■ **Task goal**
Lay out the items as a JSON list of strings, one string per line and blank lines left out. Cover only the lines from the start of the items through the line containing "accordion-wash[interactable]: Wash bbox=[666, 703, 1300, 763]", both ends included.

■ **Element box notes**
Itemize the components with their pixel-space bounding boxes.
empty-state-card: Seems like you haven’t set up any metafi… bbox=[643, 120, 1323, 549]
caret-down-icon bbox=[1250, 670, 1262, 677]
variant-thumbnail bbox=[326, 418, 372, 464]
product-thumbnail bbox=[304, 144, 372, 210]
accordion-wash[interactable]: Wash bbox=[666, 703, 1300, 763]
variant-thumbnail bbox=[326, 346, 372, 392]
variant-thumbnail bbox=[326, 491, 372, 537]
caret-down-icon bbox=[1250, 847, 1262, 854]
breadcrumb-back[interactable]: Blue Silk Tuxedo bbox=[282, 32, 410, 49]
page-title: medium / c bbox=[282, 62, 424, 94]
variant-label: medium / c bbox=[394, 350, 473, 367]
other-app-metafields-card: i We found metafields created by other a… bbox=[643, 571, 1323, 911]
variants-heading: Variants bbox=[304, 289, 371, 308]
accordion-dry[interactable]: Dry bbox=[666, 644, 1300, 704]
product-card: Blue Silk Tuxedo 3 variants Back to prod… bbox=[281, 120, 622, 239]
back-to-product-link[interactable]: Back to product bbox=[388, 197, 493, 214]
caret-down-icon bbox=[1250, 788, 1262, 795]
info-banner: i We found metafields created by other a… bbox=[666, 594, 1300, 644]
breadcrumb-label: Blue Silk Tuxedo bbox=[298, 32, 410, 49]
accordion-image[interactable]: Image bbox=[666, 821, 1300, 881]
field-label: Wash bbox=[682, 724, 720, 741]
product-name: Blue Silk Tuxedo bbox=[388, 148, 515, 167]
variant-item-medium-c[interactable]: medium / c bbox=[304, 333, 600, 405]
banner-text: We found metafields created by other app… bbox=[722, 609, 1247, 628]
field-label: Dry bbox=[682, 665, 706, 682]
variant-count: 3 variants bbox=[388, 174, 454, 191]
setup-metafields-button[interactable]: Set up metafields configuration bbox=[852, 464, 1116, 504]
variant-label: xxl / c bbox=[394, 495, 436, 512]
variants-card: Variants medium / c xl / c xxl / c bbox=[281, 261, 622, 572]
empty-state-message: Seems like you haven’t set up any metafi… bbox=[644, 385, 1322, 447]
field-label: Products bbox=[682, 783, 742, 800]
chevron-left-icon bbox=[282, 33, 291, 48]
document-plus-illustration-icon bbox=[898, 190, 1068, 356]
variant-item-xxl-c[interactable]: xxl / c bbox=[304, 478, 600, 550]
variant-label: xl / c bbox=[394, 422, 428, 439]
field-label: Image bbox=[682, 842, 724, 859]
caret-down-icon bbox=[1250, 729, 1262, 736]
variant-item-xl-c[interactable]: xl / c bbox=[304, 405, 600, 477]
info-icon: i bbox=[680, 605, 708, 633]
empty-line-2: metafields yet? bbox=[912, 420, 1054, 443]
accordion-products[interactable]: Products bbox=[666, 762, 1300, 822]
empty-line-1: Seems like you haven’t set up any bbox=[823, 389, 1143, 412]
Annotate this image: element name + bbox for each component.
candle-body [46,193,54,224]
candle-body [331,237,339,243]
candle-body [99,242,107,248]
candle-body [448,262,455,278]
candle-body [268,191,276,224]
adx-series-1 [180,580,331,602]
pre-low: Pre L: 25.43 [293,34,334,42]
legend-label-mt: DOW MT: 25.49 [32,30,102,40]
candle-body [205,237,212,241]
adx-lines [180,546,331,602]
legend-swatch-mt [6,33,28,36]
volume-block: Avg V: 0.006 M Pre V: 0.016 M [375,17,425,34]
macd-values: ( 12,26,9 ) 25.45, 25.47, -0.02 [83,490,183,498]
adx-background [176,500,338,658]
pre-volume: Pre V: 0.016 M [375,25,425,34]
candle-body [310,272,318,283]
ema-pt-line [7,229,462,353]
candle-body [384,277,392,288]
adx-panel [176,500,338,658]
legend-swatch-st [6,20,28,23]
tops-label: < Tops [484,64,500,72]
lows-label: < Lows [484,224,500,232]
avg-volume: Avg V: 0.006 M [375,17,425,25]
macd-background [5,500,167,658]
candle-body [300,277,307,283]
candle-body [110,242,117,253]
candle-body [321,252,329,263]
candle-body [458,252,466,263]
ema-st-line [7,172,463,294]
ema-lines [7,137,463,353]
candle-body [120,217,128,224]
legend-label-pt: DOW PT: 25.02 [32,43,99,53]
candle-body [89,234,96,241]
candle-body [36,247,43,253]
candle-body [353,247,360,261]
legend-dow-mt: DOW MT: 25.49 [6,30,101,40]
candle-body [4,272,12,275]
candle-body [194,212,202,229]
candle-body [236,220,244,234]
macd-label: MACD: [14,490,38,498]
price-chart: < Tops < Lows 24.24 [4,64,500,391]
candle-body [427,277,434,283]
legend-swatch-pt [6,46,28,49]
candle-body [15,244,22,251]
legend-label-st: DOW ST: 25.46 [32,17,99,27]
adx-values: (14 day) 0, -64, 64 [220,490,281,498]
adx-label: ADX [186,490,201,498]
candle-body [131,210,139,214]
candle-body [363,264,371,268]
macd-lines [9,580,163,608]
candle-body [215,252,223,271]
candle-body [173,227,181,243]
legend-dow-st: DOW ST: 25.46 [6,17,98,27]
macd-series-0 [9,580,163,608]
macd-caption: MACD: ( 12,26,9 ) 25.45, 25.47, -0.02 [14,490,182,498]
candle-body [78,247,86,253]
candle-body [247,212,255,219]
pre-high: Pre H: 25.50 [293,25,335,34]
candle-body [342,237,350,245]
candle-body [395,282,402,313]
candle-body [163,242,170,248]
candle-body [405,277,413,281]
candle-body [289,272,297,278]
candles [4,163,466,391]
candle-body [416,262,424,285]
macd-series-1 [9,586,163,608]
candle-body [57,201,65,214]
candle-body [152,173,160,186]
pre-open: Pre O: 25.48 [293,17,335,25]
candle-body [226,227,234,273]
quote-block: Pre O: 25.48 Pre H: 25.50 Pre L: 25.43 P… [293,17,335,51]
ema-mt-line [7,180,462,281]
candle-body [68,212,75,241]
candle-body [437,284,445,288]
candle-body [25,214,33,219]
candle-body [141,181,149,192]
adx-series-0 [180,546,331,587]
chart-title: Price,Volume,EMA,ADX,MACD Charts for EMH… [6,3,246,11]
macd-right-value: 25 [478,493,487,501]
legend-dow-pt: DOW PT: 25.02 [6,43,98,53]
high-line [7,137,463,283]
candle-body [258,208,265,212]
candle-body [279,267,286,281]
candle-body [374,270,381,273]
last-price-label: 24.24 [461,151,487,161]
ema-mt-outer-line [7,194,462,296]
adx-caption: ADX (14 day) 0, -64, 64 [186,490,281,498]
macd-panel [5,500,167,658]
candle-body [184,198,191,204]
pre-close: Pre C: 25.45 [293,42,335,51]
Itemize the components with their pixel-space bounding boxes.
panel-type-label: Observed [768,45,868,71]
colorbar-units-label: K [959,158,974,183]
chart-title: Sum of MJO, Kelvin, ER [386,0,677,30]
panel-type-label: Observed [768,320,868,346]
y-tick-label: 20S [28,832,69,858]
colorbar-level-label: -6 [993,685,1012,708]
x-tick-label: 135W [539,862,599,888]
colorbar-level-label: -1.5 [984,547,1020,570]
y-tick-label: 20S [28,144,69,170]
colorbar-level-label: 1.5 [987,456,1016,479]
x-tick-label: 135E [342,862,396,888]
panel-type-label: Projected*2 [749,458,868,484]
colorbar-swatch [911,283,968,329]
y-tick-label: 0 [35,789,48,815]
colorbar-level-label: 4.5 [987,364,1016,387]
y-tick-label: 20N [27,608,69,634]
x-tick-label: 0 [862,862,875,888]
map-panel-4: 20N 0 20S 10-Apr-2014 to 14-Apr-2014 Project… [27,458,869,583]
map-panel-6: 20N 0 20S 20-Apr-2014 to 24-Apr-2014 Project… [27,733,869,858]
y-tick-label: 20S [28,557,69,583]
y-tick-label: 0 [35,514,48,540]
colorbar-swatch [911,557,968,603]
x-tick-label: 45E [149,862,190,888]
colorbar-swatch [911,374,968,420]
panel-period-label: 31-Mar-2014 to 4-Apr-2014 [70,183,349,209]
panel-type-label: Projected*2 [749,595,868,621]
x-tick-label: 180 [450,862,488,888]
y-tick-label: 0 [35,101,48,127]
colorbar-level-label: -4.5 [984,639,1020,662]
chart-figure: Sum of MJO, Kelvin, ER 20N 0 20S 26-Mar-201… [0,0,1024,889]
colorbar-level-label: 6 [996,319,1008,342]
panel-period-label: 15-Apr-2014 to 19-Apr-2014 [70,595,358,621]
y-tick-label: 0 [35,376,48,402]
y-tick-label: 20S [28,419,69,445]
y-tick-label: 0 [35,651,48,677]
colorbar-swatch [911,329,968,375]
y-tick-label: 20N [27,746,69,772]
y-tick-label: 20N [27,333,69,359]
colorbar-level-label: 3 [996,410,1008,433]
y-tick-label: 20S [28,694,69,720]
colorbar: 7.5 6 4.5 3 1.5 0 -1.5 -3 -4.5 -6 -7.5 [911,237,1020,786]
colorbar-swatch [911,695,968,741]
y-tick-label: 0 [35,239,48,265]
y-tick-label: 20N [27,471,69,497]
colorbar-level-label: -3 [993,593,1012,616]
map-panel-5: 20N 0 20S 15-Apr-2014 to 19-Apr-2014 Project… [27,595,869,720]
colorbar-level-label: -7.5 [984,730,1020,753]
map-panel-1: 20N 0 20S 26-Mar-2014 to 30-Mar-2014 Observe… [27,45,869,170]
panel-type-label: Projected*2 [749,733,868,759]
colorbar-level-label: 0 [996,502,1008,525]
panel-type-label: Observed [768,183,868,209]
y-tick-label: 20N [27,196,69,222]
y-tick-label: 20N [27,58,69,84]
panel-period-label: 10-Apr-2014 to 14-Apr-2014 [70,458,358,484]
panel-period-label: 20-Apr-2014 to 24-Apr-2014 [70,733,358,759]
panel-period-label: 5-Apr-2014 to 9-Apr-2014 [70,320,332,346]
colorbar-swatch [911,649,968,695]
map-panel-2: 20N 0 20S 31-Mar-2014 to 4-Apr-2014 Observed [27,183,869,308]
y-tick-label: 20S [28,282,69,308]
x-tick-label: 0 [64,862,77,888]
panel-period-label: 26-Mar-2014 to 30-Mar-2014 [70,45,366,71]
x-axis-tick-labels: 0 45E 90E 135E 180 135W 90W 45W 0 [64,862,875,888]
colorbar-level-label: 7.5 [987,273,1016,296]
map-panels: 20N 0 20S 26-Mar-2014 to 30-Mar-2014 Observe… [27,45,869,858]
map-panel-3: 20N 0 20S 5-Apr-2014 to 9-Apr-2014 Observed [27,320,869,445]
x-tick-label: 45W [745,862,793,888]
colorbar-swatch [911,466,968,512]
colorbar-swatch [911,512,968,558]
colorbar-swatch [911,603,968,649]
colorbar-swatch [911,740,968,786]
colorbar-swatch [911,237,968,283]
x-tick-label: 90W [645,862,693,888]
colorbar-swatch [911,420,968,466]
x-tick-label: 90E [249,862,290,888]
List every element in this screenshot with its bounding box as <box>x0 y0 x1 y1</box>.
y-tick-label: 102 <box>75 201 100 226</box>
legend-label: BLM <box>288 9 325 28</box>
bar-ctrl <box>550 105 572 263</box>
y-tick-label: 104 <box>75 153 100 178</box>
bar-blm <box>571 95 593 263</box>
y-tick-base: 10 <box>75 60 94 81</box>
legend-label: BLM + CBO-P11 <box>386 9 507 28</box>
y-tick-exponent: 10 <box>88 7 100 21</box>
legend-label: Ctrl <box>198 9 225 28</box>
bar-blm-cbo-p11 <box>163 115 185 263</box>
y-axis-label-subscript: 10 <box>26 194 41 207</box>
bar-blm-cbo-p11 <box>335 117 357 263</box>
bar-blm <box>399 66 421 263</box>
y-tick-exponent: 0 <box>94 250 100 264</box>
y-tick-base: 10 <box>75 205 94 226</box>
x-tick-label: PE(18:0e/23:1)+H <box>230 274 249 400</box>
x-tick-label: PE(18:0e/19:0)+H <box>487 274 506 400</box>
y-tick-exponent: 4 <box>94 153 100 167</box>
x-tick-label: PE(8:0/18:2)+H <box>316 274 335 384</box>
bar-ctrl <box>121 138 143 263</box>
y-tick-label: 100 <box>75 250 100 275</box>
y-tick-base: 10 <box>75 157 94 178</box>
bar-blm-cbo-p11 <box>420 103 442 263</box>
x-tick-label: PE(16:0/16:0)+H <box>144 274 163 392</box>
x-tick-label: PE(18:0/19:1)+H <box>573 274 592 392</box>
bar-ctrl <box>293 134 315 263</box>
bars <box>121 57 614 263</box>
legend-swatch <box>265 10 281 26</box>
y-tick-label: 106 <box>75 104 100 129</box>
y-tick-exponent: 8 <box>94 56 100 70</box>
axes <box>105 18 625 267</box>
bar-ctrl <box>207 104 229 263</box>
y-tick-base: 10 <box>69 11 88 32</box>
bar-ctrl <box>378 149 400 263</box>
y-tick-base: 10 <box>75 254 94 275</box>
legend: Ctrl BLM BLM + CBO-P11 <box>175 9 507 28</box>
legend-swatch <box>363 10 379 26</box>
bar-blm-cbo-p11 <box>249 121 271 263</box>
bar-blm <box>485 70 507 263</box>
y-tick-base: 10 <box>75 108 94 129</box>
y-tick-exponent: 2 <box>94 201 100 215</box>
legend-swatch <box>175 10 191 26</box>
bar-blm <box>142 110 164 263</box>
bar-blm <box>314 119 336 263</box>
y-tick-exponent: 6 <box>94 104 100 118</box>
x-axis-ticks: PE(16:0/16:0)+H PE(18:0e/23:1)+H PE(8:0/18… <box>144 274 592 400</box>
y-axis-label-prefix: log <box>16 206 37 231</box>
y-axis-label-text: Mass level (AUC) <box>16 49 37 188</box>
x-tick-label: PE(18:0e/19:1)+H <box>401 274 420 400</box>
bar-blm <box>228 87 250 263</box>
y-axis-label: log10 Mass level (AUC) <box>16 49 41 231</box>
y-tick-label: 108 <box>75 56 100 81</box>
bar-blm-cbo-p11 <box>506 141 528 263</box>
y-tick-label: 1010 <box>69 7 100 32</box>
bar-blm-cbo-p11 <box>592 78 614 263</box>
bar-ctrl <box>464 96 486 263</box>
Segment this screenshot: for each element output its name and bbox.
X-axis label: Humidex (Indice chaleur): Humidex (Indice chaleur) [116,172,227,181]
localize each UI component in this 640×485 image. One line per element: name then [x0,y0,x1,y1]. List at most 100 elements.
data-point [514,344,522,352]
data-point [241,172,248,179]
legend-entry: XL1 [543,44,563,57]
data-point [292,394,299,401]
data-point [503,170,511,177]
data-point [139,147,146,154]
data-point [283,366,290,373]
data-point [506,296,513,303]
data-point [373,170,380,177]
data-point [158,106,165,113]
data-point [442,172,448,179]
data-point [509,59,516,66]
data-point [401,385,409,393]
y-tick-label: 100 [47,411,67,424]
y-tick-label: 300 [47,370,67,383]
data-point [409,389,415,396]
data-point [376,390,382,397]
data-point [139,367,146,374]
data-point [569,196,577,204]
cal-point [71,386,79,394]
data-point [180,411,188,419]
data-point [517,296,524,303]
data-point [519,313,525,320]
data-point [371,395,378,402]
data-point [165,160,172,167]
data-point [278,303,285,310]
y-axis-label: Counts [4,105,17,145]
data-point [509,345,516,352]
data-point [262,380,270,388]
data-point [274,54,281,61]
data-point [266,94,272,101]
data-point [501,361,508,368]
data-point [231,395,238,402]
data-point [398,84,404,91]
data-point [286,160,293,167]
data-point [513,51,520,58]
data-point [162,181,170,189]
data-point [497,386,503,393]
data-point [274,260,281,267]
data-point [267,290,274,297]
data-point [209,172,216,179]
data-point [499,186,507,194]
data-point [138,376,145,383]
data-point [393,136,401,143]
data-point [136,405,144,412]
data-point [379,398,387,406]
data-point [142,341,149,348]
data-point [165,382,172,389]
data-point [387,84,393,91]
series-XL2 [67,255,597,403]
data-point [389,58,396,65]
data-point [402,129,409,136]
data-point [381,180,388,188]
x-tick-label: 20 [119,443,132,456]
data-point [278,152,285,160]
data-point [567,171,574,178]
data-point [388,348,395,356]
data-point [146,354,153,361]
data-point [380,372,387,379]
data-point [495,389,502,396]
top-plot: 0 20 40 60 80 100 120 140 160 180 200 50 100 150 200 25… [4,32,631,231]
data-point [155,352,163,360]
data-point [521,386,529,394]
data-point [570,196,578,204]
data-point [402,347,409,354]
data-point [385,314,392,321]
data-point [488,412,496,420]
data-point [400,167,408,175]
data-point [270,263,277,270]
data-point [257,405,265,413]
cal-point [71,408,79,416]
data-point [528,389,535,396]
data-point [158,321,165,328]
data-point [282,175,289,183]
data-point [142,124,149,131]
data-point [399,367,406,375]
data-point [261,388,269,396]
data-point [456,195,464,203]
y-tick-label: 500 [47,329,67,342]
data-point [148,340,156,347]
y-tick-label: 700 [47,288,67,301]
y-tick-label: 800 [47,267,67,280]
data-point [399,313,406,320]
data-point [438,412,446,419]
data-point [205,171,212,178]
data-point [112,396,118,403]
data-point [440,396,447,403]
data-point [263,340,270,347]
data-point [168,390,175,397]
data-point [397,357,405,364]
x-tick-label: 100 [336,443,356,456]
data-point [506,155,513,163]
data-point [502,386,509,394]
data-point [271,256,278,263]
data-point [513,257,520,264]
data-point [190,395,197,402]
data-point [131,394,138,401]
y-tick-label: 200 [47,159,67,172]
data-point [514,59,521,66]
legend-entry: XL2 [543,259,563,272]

■ **Answer for this exercise**
[
  "Itemize the components with their pixel-space bounding boxes.",
  "empty-state-card: Seems like you haven’t set up any metafi… bbox=[643, 120, 1323, 549]",
  "caret-down-icon bbox=[1250, 670, 1262, 677]",
  "variant-thumbnail bbox=[326, 418, 372, 464]",
  "product-thumbnail bbox=[304, 144, 372, 210]",
  "accordion-wash[interactable]: Wash bbox=[666, 703, 1300, 763]"
]